* [Raw data]:
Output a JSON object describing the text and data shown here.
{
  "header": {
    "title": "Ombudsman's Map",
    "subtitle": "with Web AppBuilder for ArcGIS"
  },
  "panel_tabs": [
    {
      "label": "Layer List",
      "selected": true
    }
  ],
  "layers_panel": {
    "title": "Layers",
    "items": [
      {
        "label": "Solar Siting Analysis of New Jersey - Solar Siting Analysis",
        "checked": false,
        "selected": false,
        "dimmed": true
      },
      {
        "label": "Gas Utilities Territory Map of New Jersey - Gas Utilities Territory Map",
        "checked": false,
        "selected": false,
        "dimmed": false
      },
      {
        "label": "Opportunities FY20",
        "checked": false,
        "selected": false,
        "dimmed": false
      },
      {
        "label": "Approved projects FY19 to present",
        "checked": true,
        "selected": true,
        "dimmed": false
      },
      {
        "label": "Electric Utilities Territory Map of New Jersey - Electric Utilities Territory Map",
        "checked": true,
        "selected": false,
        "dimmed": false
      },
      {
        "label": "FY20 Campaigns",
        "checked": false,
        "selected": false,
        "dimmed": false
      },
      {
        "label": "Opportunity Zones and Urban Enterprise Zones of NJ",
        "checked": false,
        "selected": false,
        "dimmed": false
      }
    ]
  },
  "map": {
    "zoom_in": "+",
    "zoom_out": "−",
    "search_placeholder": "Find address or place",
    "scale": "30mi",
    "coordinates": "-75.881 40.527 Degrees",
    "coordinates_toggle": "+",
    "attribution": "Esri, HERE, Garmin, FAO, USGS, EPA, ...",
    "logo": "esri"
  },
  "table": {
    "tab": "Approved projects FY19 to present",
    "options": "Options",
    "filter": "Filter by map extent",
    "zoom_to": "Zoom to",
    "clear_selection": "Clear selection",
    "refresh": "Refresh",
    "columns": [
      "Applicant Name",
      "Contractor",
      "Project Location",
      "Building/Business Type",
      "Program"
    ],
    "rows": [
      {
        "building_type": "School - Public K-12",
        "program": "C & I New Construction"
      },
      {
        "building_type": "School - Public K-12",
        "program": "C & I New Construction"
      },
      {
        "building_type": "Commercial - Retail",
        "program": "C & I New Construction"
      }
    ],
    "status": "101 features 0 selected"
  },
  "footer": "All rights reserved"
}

* [Exercise]:
Repeat the material word for word, in full.

* [Exercise response]:
Output a JSON object describing the text and data shown here.
{
  "header": {
    "title": "Ombudsman's Map",
    "subtitle": "with Web AppBuilder for ArcGIS"
  },
  "panel_tabs": [
    {
      "label": "Layer List",
      "selected": true
    }
  ],
  "layers_panel": {
    "title": "Layers",
    "items": [
      {
        "label": "Solar Siting Analysis of New Jersey - Solar Siting Analysis",
        "checked": false,
        "selected": false,
        "dimmed": true
      },
      {
        "label": "Gas Utilities Territory Map of New Jersey - Gas Utilities Territory Map",
        "checked": false,
        "selected": false,
        "dimmed": false
      },
      {
        "label": "Opportunities FY20",
        "checked": false,
        "selected": false,
        "dimmed": false
      },
      {
        "label": "Approved projects FY19 to present",
        "checked": true,
        "selected": true,
        "dimmed": false
      },
      {
        "label": "Electric Utilities Territory Map of New Jersey - Electric Utilities Territory Map",
        "checked": true,
        "selected": false,
        "dimmed": false
      },
      {
        "label": "FY20 Campaigns",
        "checked": false,
        "selected": false,
        "dimmed": false
      },
      {
        "label": "Opportunity Zones and Urban Enterprise Zones of NJ",
        "checked": false,
        "selected": false,
        "dimmed": false
      }
    ]
  },
  "map": {
    "zoom_in": "+",
    "zoom_out": "−",
    "search_placeholder": "Find address or place",
    "scale": "30mi",
    "coordinates": "-75.881 40.527 Degrees",
    "coordinates_toggle": "+",
    "attribution": "Esri, HERE, Garmin, FAO, USGS, EPA, ...",
    "logo": "esri"
  },
  "table": {
    "tab": "Approved projects FY19 to present",
    "options": "Options",
    "filter": "Filter by map extent",
    "zoom_to": "Zoom to",
    "clear_selection": "Clear selection",
    "refresh": "Refresh",
    "columns": [
      "Applicant Name",
      "Contractor",
      "Project Location",
      "Building/Business Type",
      "Program"
    ],
    "rows": [
      {
        "building_type": "School - Public K-12",
        "program": "C & I New Construction"
      },
      {
        "building_type": "School - Public K-12",
        "program": "C & I New Construction"
      },
      {
        "building_type": "Commercial - Retail",
        "program": "C & I New Construction"
      }
    ],
    "status": "101 features 0 selected"
  },
  "footer": "All rights reserved"
}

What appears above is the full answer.